> Aim of the task:
Identify the lines that include the word "рабочих", then copy all of them.

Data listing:
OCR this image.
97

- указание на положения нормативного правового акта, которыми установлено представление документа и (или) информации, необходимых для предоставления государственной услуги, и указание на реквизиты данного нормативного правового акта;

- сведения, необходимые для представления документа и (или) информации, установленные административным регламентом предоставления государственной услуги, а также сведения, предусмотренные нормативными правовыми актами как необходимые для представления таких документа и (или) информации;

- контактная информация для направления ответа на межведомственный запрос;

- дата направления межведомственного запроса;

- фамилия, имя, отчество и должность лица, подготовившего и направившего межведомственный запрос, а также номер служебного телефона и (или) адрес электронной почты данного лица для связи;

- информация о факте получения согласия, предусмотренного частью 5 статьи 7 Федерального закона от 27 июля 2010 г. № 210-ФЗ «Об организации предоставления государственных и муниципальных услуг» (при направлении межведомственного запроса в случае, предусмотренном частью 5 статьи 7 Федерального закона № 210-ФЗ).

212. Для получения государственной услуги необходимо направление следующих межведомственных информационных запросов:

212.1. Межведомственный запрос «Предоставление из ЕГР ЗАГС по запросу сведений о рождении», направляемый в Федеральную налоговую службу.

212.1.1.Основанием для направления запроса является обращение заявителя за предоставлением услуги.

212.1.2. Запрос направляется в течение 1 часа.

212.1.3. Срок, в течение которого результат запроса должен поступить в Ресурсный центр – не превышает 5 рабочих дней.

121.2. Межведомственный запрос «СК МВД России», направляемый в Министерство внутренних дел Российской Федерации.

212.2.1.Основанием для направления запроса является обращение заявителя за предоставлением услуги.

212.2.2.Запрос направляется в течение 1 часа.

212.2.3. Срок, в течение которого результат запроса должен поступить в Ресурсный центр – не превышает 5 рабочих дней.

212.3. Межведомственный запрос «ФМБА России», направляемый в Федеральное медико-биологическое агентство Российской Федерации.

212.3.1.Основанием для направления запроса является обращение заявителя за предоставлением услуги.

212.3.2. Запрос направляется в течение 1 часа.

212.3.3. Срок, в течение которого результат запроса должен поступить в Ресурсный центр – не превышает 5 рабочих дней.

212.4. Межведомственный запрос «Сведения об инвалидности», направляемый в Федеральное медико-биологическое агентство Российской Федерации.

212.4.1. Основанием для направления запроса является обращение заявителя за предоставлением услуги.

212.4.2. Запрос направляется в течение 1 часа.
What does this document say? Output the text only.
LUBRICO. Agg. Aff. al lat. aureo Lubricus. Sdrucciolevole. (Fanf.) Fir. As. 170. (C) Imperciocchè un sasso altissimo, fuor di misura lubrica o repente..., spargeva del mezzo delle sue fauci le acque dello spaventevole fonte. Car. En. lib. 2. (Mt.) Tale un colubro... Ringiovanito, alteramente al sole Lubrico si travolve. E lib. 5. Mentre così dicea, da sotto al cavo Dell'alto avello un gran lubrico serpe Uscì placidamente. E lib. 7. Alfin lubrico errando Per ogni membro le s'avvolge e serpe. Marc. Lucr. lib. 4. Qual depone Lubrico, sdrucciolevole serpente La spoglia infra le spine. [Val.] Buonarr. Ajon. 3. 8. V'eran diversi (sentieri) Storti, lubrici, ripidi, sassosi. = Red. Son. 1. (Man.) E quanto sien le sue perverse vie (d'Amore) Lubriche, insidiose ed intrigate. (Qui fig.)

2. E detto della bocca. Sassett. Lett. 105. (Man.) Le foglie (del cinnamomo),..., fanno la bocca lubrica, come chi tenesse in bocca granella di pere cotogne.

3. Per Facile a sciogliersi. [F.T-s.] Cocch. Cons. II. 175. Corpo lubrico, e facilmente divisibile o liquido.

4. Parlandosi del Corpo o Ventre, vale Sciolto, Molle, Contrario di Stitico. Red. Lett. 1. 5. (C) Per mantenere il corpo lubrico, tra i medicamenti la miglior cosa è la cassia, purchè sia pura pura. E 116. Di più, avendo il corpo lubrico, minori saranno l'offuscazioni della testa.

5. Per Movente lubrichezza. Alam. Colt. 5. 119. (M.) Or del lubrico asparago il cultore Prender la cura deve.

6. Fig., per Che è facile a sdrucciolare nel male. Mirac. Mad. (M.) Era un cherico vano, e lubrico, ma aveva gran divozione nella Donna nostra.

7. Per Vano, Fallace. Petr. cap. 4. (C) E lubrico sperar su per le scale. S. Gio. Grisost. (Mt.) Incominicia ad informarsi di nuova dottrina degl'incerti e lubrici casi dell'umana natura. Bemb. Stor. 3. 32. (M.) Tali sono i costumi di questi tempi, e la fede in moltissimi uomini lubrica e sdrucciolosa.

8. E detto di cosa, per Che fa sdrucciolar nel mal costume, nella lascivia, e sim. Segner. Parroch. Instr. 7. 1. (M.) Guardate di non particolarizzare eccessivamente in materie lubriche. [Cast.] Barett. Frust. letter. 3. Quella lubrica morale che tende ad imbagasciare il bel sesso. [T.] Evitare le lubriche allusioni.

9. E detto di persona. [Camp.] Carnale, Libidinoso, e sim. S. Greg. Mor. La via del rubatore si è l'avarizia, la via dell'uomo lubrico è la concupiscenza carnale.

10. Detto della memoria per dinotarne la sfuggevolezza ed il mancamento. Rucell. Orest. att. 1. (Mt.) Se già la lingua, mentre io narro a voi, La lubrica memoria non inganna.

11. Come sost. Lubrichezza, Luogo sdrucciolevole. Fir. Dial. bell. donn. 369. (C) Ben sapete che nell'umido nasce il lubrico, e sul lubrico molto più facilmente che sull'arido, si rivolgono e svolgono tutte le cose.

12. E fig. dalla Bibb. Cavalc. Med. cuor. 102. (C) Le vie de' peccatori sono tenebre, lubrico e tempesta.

...

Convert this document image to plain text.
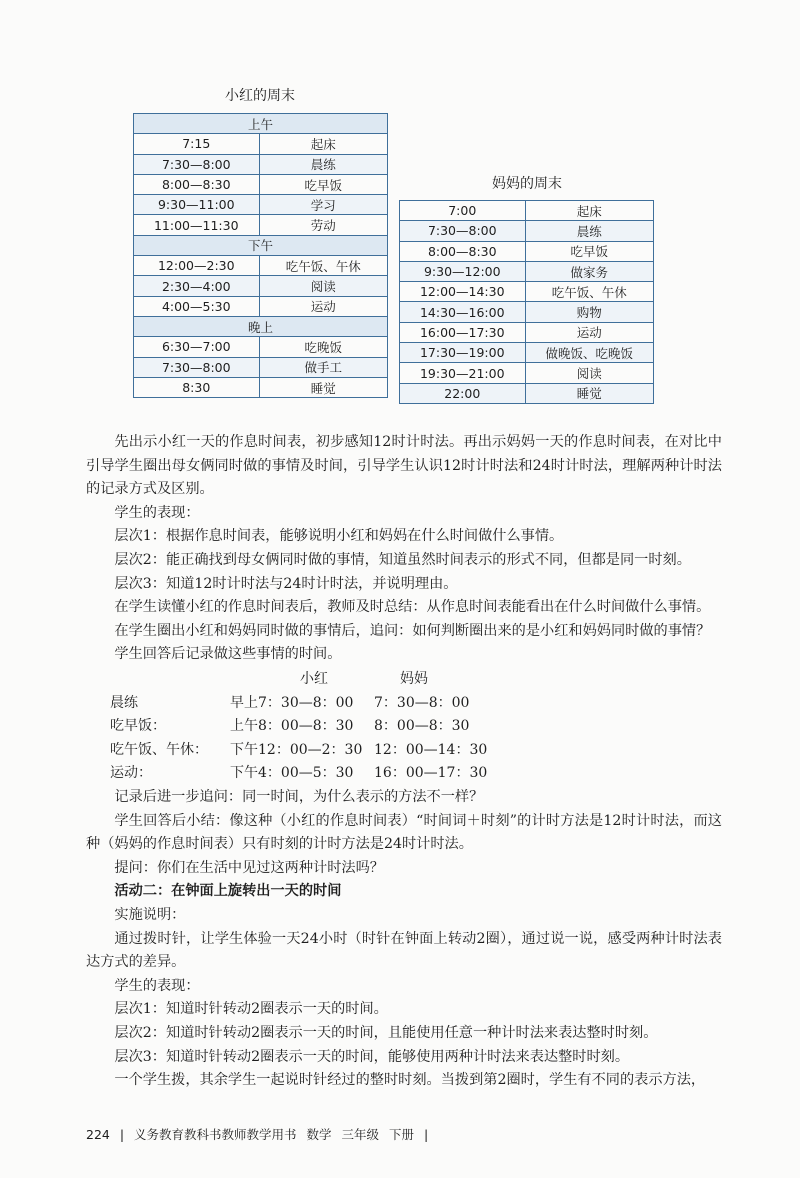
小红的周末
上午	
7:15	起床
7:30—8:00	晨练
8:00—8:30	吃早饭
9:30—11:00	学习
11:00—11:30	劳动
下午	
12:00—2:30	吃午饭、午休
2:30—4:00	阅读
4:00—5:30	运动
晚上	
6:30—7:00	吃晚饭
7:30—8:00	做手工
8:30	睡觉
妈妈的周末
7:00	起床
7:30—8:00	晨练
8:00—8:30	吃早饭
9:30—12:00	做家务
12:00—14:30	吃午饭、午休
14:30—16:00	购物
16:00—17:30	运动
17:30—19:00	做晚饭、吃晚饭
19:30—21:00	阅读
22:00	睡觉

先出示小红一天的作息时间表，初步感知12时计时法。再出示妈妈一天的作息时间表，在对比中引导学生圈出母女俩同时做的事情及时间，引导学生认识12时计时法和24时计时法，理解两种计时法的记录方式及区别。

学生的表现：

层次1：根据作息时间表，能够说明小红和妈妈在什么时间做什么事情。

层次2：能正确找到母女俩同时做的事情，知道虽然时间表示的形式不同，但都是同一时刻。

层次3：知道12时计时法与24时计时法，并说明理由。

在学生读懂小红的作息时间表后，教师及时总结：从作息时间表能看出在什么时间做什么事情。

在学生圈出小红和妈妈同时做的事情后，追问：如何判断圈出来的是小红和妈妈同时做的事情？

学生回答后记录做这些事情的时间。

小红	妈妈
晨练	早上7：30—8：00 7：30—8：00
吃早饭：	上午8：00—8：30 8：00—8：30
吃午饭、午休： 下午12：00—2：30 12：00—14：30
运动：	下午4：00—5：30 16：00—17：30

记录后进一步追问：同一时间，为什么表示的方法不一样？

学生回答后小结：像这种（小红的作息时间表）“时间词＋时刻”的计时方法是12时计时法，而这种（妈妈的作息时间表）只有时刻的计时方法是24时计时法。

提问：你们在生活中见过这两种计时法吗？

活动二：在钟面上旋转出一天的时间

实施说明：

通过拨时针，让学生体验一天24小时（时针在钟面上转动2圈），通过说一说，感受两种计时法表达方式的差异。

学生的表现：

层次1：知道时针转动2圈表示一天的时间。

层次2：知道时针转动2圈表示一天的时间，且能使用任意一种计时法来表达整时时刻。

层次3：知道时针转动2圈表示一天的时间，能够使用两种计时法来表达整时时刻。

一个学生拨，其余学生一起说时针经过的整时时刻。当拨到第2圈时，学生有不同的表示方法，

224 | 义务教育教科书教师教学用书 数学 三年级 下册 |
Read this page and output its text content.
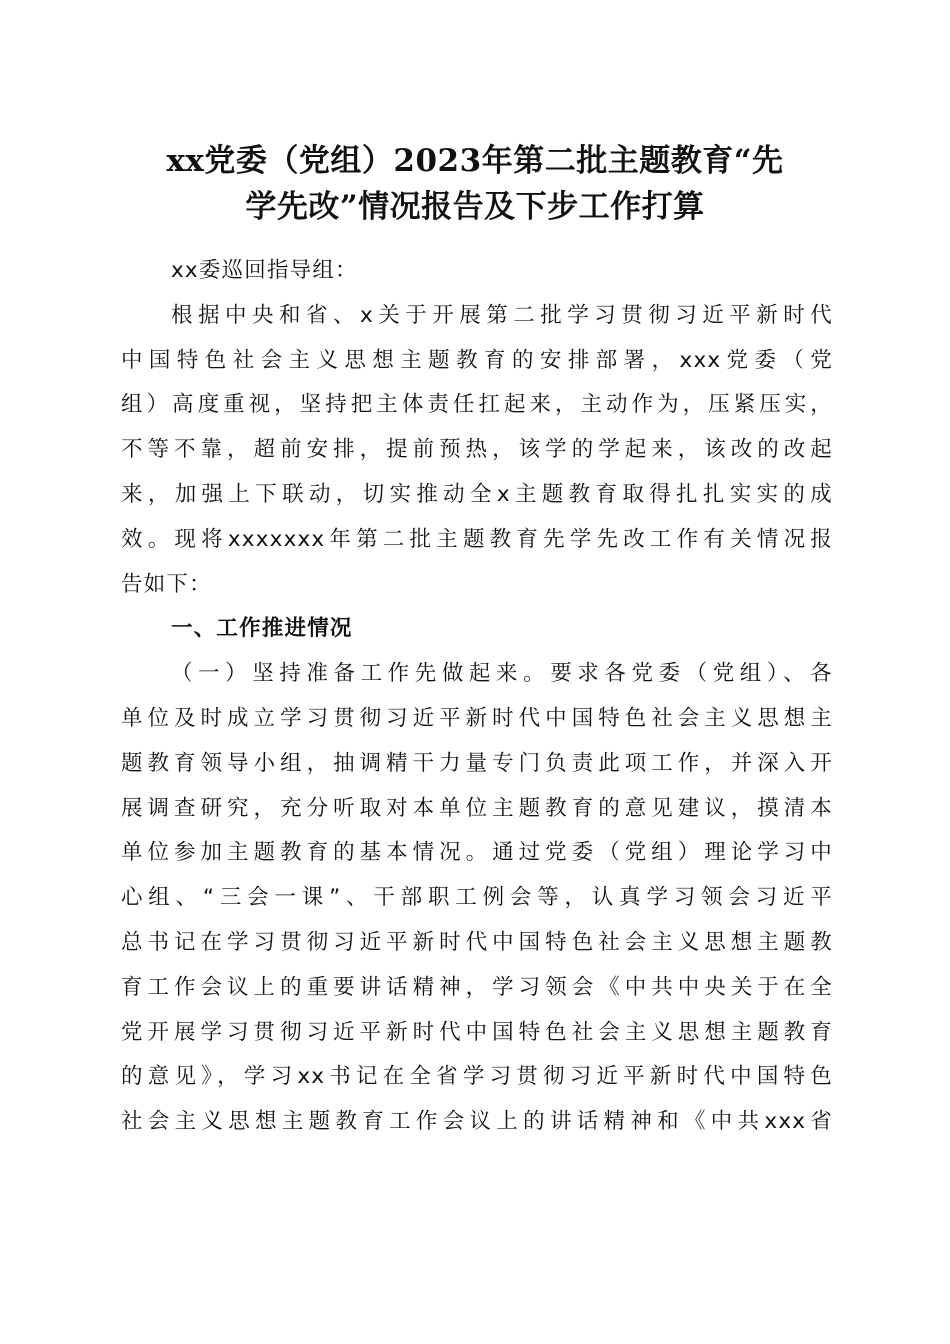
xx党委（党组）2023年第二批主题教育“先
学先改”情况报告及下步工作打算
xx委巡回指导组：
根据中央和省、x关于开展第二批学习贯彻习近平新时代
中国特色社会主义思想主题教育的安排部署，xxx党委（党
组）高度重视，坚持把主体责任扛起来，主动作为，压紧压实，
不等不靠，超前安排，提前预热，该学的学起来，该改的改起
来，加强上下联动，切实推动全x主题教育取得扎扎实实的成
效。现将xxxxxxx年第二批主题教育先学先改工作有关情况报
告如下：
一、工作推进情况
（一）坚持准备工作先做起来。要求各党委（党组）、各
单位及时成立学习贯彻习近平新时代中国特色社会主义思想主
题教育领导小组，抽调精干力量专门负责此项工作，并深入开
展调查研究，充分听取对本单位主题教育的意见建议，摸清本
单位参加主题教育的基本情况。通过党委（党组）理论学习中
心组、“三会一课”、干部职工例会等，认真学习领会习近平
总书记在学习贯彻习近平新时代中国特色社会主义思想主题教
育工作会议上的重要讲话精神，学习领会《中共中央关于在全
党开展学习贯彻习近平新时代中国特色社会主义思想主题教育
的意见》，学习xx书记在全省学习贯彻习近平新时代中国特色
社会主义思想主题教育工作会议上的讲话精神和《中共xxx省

> Output for this exercise:
212.1.3. Срок, в течение которого результат запроса должен поступить в Ресурсный центр – не превышает 5 рабочих дней.
212.2.3. Срок, в течение которого результат запроса должен поступить в Ресурсный центр – не превышает 5 рабочих дней.
212.3.3. Срок, в течение которого результат запроса должен поступить в Ресурсный центр – не превышает 5 рабочих дней.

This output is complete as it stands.